- EXERCISE INSTRUCTIONS -
Show all lines that include the string "государственной"; copy each one.
— START —
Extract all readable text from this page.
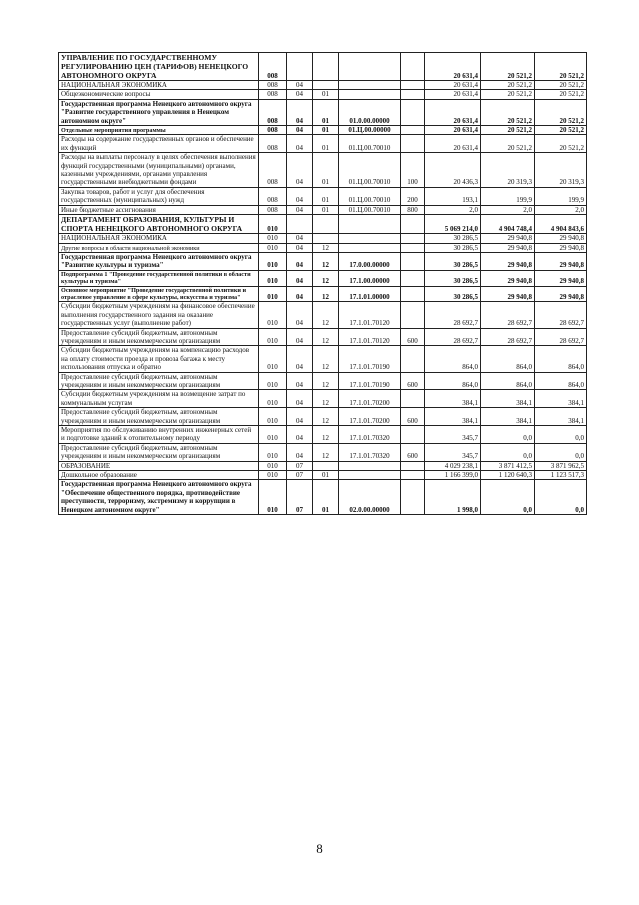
УПРАВЛЕНИЕ ПО ГОСУДАРСТВЕННОМУ РЕГУЛИРОВАНИЮ ЦЕН (ТАРИФОВ) НЕНЕЦКОГО АВТОНОМНОГО ОКРУГА	008					20 631,4	20 521,2	20 521,2
НАЦИОНАЛЬНАЯ ЭКОНОМИКА	008	04				20 631,4	20 521,2	20 521,2
Общеэкономические вопросы	008	04	01			20 631,4	20 521,2	20 521,2
Государственная программа Ненецкого автономного округа "Развитие государственного управления в Ненецком автономном округе"	008	04	01	01.0.00.00000		20 631,4	20 521,2	20 521,2
Отдельные мероприятия программы	008	04	01	01.Ц.00.00000		20 631,4	20 521,2	20 521,2
Расходы на содержание государственных органов и обеспечение их функций	008	04	01	01.Ц.00.70010		20 631,4	20 521,2	20 521,2
Расходы на выплаты персоналу в целях обеспечения выполнения функций государственными (муниципальными) органами, казенными учреждениями, органами управления государственными внебюджетными фондами	008	04	01	01.Ц.00.70010	100	20 436,3	20 319,3	20 319,3
Закупка товаров, работ и услуг для обеспечения государственных (муниципальных) нужд	008	04	01	01.Ц.00.70010	200	193,1	199,9	199,9
Иные бюджетные ассигнования	008	04	01	01.Ц.00.70010	800	2,0	2,0	2,0
ДЕПАРТАМЕНТ ОБРАЗОВАНИЯ, КУЛЬТУРЫ И СПОРТА НЕНЕЦКОГО АВТОНОМНОГО ОКРУГА	010					5 069 214,0	4 904 748,4	4 904 843,6
НАЦИОНАЛЬНАЯ ЭКОНОМИКА	010	04				30 286,5	29 940,8	29 940,8
Другие вопросы в области национальной экономики	010	04	12			30 286,5	29 940,8	29 940,8
Государственная программа Ненецкого автономного округа "Развитие культуры и туризма"	010	04	12	17.0.00.00000		30 286,5	29 940,8	29 940,8
Подпрограмма 1 "Проведение государственной политики в области культуры и туризма"	010	04	12	17.1.00.00000		30 286,5	29 940,8	29 940,8
Основное мероприятие "Проведение государственной политики и отраслевое управление в сфере культуры, искусства и туризма"	010	04	12	17.1.01.00000		30 286,5	29 940,8	29 940,8
Субсидии бюджетным учреждениям на финансовое обеспечение выполнения государственного задания на оказание государственных услуг (выполнение работ)	010	04	12	17.1.01.70120		28 692,7	28 692,7	28 692,7
Предоставление субсидий бюджетным, автономным учреждениям и иным некоммерческим организациям	010	04	12	17.1.01.70120	600	28 692,7	28 692,7	28 692,7
Субсидии бюджетным учреждениям на компенсацию расходов на оплату стоимости проезда и провоза багажа к месту использования отпуска и обратно	010	04	12	17.1.01.70190		864,0	864,0	864,0
Предоставление субсидий бюджетным, автономным учреждениям и иным некоммерческим организациям	010	04	12	17.1.01.70190	600	864,0	864,0	864,0
Субсидии бюджетным учреждениям на возмещение затрат по коммунальным услугам	010	04	12	17.1.01.70200		384,1	384,1	384,1
Предоставление субсидий бюджетным, автономным учреждениям и иным некоммерческим организациям	010	04	12	17.1.01.70200	600	384,1	384,1	384,1
Мероприятия по обслуживанию внутренних инженерных сетей и подготовке зданий к отопительному периоду	010	04	12	17.1.01.70320		345,7	0,0	0,0
Предоставление субсидий бюджетным, автономным учреждениям и иным некоммерческим организациям	010	04	12	17.1.01.70320	600	345,7	0,0	0,0
ОБРАЗОВАНИЕ	010	07				4 029 238,1	3 871 412,5	3 871 962,5
Дошкольное образование	010	07	01			1 166 399,0	1 120 640,3	1 123 517,3
Государственная программа Ненецкого автономного округа "Обеспечение общественного порядка, противодействие преступности, терроризму, экстремизму и коррупции в Ненецком автономном округе"	010	07	01	02.0.00.00000		1 998,0	0,0	0,0
8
— END —
- TASK SOLUTION -
Подпрограмма 1 "Проведение государственной политики в области культуры и туризма"	010	04	12	17.1.00.00000		30 286,5	29 940,8	29 940,8
Основное мероприятие "Проведение государственной политики и отраслевое управление в сфере культуры, искусства и туризма"	010	04	12	17.1.01.00000		30 286,5	29 940,8	29 940,8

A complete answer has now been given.